● **What is being asked**
Find every line in the records below that holds the word "subtitle" and copy it.

>> begin Data entries

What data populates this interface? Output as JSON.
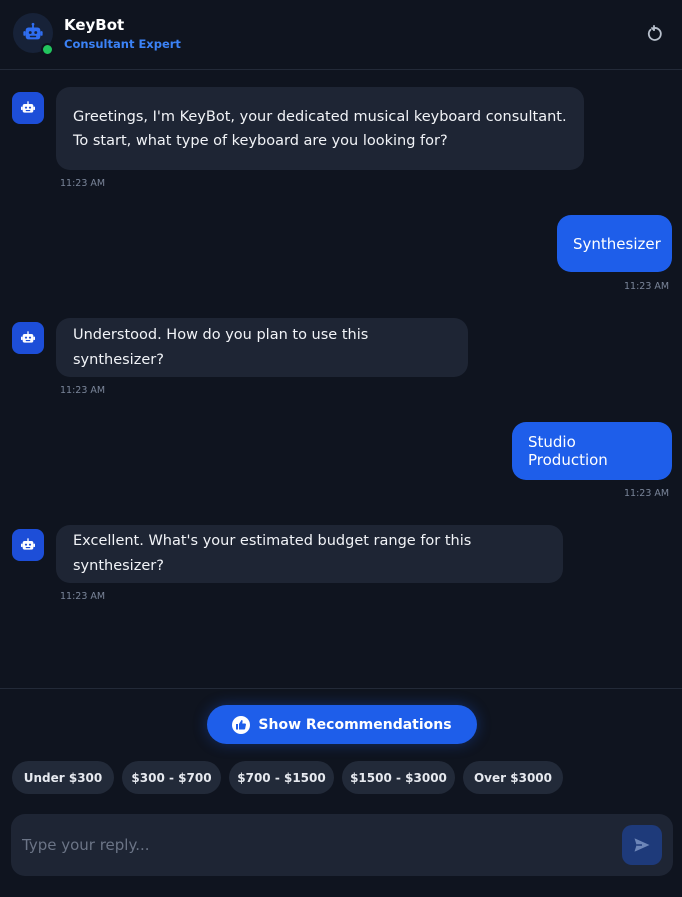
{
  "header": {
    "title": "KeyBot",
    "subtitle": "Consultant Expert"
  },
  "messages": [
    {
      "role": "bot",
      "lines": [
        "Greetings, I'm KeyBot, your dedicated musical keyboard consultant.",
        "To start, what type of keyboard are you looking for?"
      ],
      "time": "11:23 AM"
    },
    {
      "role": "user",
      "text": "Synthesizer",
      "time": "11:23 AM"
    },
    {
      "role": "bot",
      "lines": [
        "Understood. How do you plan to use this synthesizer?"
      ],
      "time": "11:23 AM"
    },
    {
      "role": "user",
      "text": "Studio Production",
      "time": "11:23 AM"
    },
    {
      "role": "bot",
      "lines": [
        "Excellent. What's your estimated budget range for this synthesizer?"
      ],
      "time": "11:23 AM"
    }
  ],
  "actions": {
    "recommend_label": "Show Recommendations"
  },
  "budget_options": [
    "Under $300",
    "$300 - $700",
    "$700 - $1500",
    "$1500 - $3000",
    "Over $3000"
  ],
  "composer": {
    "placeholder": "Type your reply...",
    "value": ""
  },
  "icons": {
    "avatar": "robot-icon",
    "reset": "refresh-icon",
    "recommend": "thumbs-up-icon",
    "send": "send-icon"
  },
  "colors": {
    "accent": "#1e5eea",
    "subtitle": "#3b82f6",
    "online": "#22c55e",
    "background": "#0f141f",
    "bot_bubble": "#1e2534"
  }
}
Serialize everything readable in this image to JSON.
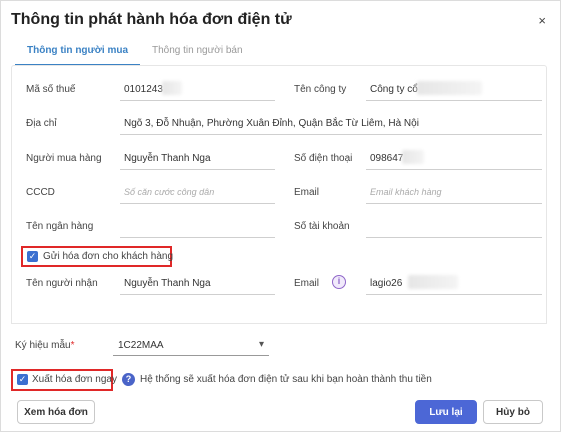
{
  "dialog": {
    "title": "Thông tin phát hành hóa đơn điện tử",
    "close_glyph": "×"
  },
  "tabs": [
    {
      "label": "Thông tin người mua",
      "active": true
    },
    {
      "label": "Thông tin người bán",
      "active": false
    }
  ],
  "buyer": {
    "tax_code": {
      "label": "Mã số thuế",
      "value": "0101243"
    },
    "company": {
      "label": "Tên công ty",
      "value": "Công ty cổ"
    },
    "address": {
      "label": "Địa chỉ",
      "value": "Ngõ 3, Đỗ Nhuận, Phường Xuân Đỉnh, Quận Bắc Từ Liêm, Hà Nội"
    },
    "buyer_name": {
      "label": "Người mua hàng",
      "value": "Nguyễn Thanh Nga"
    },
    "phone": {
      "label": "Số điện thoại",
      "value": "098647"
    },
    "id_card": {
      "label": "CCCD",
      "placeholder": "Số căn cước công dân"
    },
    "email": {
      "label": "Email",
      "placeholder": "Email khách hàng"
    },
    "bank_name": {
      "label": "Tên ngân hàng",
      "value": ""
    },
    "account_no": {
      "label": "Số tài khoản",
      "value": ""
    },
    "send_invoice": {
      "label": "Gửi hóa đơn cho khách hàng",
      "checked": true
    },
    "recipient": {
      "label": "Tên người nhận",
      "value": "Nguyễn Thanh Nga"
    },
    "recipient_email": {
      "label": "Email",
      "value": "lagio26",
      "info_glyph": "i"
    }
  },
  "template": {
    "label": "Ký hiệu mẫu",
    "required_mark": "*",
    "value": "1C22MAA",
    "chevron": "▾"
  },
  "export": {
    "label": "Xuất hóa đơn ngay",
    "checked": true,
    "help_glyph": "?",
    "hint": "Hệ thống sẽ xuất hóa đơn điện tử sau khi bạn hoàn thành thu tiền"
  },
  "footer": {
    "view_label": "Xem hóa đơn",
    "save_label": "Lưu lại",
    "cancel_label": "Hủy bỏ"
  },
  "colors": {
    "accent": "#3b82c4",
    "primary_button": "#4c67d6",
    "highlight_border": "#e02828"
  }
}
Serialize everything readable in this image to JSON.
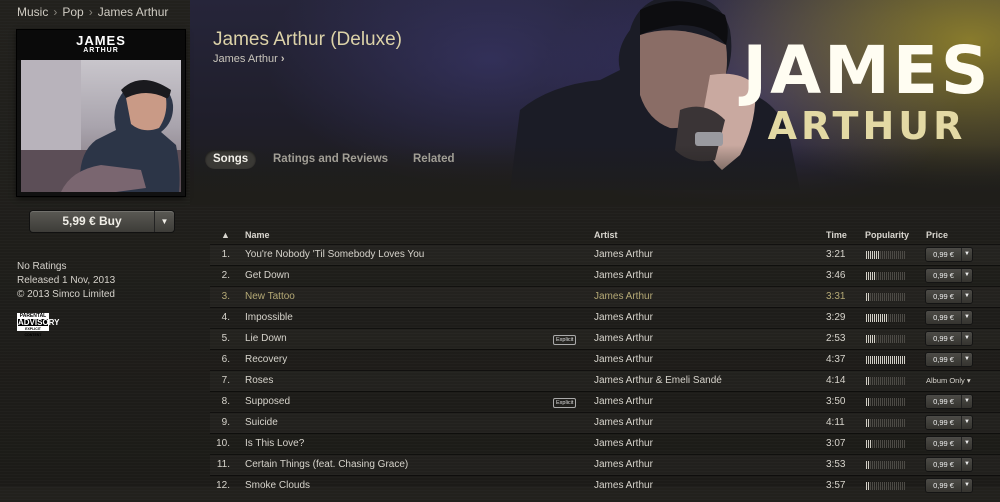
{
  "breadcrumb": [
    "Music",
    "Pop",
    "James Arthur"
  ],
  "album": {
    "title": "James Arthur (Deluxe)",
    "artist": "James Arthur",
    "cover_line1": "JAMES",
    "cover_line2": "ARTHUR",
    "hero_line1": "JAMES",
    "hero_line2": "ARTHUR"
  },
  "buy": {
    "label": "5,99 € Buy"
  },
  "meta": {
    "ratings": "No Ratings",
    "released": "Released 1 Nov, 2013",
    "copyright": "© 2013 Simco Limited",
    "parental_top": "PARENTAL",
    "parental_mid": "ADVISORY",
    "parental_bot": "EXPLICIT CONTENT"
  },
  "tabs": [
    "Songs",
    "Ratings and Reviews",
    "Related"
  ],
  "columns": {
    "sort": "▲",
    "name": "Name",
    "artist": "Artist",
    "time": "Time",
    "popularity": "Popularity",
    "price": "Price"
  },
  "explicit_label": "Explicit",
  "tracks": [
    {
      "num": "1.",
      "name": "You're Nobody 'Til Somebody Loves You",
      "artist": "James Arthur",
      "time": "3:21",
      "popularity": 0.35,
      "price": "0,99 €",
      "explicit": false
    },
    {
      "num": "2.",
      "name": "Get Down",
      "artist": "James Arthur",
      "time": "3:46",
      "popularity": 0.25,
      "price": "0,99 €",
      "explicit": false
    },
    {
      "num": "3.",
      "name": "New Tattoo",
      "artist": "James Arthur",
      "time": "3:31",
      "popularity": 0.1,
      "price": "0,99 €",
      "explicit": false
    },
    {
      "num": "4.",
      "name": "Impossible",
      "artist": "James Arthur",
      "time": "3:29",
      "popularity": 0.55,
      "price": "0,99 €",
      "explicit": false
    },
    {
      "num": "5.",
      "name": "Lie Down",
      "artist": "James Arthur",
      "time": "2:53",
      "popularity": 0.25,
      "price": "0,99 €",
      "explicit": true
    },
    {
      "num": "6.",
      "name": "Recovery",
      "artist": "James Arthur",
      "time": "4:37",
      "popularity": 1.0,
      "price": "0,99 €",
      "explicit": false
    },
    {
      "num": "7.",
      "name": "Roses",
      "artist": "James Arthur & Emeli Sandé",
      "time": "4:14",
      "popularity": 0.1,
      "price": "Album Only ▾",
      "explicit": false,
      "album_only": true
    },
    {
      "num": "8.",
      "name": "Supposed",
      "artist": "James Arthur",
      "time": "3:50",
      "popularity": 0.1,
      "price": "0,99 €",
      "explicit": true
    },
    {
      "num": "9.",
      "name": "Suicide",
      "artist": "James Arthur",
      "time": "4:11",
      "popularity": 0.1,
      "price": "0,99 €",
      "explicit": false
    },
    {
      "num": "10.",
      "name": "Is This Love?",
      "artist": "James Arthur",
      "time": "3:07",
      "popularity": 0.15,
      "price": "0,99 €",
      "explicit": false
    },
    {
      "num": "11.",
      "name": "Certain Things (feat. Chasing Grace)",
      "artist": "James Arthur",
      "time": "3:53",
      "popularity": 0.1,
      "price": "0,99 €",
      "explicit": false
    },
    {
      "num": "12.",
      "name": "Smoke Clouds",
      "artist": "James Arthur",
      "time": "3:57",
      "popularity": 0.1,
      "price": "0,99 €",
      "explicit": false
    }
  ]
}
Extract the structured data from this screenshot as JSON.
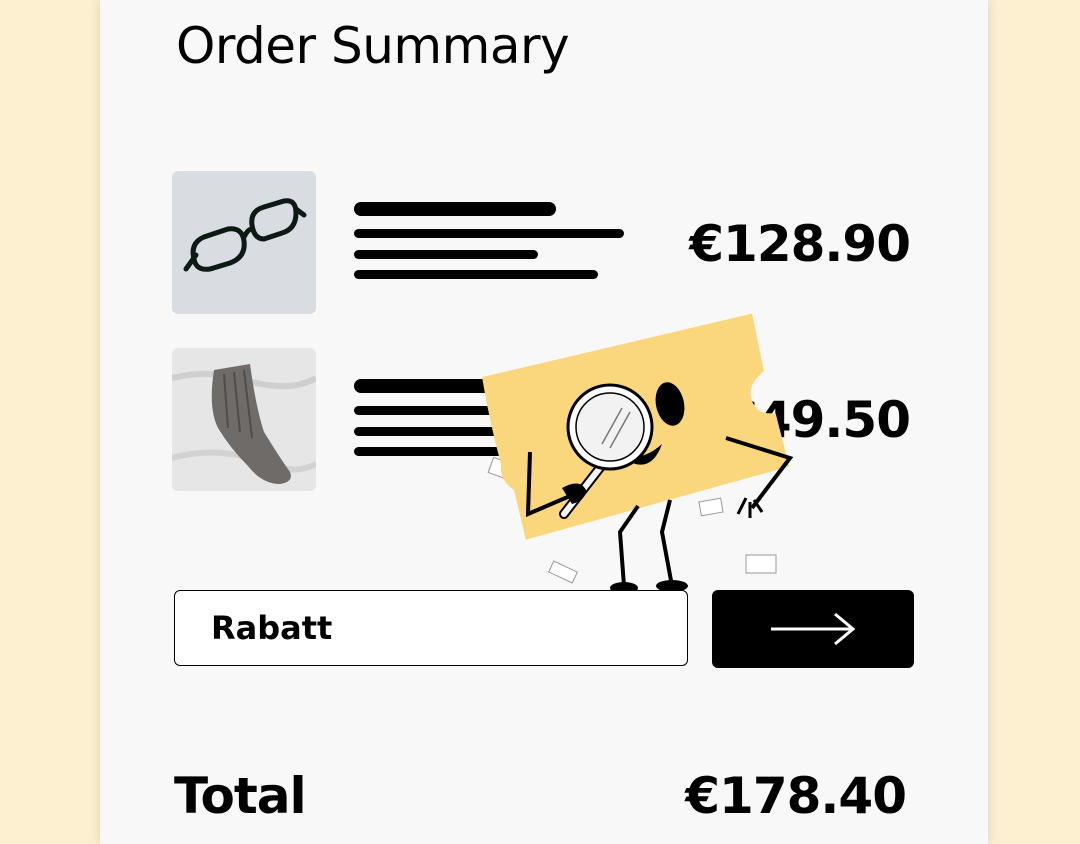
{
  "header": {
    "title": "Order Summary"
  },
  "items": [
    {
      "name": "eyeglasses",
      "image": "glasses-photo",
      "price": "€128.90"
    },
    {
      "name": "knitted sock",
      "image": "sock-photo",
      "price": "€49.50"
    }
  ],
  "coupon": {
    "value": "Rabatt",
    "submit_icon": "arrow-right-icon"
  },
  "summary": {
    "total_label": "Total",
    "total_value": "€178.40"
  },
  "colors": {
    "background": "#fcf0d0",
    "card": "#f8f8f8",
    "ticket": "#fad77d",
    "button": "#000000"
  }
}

>> end Data entries

● **Result**
    "subtitle": "Consultant Expert"
    "subtitle": "#3b82f6",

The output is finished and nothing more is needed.